*TASK OBJECTIVE:* Find how many lines of the records hold the string "this" and reply with only that total.

[Data items]
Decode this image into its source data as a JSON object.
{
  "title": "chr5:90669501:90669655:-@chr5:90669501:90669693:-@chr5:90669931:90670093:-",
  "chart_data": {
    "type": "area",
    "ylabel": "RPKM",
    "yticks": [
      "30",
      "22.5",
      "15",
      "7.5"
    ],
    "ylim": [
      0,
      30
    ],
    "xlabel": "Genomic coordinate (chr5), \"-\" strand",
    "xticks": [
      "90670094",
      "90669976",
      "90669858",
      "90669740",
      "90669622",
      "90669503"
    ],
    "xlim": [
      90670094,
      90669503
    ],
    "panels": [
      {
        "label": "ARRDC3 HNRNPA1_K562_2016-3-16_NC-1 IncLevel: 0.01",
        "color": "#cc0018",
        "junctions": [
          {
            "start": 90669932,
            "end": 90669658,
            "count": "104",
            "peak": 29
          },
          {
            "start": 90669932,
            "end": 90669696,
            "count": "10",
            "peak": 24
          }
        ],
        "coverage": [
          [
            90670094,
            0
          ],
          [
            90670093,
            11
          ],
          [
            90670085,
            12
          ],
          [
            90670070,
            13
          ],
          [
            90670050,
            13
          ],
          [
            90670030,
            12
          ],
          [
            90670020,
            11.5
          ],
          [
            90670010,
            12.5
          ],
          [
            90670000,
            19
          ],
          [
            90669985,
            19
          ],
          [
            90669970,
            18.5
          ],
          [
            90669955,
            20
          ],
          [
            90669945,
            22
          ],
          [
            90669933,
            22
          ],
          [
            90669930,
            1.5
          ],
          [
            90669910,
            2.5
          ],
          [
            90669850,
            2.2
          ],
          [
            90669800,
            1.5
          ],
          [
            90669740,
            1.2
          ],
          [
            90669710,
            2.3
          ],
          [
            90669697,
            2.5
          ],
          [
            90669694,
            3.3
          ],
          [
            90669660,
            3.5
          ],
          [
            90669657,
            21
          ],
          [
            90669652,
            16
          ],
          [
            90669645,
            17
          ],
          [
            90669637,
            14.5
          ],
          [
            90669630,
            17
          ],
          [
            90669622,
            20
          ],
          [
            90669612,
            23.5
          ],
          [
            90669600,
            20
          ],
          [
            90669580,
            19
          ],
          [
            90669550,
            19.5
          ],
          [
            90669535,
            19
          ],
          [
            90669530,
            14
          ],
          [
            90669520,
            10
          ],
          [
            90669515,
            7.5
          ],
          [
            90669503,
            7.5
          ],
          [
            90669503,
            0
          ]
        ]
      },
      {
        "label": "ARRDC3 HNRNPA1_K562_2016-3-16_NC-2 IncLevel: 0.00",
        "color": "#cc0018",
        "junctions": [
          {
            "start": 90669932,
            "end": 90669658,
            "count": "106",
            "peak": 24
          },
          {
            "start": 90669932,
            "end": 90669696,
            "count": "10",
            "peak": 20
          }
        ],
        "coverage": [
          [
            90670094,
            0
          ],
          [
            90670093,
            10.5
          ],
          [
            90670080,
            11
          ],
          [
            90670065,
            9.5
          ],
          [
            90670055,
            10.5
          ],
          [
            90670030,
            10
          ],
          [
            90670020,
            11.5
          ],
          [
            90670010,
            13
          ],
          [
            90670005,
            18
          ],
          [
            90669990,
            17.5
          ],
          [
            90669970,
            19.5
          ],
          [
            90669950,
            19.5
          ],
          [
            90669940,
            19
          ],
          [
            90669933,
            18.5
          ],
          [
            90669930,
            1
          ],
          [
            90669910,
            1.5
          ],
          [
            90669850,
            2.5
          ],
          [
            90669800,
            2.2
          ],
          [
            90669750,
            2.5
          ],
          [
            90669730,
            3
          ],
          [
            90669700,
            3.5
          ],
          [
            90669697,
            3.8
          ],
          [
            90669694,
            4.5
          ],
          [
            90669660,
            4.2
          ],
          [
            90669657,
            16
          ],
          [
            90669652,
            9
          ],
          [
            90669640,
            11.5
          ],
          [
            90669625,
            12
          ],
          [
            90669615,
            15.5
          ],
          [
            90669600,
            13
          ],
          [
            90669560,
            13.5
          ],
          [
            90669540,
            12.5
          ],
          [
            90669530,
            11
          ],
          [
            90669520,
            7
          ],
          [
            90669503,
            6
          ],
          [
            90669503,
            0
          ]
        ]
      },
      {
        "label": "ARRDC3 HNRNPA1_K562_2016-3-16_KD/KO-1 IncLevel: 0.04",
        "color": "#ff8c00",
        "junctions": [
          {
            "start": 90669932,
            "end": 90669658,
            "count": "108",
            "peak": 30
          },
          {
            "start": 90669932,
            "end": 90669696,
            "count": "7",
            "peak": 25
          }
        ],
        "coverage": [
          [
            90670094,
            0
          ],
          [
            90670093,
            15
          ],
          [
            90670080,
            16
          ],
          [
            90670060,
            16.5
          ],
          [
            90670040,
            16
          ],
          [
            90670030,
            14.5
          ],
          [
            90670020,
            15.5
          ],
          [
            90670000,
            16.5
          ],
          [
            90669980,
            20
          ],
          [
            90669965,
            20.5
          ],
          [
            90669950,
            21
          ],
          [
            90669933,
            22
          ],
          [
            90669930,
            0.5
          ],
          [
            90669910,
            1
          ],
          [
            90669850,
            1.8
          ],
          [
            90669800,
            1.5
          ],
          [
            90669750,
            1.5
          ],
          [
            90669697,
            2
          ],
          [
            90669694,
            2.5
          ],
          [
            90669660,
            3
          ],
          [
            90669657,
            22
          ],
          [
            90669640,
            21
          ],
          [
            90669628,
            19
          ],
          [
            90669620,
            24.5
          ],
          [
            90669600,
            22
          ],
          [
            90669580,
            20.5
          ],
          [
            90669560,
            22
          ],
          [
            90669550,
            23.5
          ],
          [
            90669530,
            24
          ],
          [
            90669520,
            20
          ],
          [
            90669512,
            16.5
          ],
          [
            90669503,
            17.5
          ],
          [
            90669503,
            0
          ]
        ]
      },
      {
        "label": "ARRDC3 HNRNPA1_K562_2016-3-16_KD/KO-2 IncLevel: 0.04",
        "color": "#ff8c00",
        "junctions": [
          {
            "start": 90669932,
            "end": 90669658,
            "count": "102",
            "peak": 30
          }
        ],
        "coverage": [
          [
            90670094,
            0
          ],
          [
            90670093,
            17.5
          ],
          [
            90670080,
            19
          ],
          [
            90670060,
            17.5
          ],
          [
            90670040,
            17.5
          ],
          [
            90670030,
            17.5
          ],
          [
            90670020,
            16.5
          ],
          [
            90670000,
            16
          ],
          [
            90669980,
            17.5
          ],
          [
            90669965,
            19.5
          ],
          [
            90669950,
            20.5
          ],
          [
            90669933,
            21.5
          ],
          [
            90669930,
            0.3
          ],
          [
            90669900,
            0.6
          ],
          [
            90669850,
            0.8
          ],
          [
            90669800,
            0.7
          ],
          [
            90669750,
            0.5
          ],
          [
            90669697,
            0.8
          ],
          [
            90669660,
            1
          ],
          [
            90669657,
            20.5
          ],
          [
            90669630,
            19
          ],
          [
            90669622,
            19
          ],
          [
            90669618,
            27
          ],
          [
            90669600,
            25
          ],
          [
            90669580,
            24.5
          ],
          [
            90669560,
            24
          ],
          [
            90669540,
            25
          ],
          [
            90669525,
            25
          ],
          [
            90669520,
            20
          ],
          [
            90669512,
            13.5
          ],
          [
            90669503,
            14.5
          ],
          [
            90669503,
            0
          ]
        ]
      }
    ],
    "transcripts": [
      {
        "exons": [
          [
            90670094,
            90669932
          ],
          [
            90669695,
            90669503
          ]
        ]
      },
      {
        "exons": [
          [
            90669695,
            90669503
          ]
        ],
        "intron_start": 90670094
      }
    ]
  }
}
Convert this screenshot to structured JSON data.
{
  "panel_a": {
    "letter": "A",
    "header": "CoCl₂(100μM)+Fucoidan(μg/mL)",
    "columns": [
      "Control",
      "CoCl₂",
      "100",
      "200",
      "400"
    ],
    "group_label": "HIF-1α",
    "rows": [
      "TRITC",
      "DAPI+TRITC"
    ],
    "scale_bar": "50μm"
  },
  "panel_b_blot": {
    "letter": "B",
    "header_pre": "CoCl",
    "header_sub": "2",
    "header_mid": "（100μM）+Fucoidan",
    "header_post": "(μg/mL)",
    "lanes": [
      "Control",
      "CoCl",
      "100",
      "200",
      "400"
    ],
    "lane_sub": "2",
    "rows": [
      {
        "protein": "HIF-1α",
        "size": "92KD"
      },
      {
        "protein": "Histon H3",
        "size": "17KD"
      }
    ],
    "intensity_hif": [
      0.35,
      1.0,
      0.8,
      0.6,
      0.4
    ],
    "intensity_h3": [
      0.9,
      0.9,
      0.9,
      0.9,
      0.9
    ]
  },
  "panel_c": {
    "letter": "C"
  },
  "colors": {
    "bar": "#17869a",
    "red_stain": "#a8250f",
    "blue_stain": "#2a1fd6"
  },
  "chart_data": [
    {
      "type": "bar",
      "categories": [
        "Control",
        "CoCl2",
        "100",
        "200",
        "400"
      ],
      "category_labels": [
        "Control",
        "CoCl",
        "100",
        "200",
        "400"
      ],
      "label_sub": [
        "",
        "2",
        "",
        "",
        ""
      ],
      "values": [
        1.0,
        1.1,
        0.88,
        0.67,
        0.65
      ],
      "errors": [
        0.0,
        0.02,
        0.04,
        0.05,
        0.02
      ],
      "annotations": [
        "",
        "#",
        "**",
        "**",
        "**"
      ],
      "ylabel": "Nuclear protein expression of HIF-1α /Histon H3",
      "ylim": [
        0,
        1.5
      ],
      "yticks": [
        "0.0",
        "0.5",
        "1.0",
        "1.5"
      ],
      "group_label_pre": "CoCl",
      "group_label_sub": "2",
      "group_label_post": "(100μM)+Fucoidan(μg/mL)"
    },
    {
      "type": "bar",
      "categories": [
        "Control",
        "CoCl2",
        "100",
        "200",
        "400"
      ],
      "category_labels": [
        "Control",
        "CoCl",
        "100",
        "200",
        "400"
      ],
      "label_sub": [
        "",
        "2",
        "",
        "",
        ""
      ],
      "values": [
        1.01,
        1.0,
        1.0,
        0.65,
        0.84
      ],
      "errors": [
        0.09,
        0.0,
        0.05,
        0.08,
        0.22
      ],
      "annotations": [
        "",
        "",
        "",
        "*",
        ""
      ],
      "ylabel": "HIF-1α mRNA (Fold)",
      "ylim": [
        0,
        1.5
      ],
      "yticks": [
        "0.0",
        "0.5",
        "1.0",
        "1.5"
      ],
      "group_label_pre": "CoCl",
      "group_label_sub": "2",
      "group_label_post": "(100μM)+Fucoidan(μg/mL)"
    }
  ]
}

*OUTPUT OF THE EXERCISE:* 2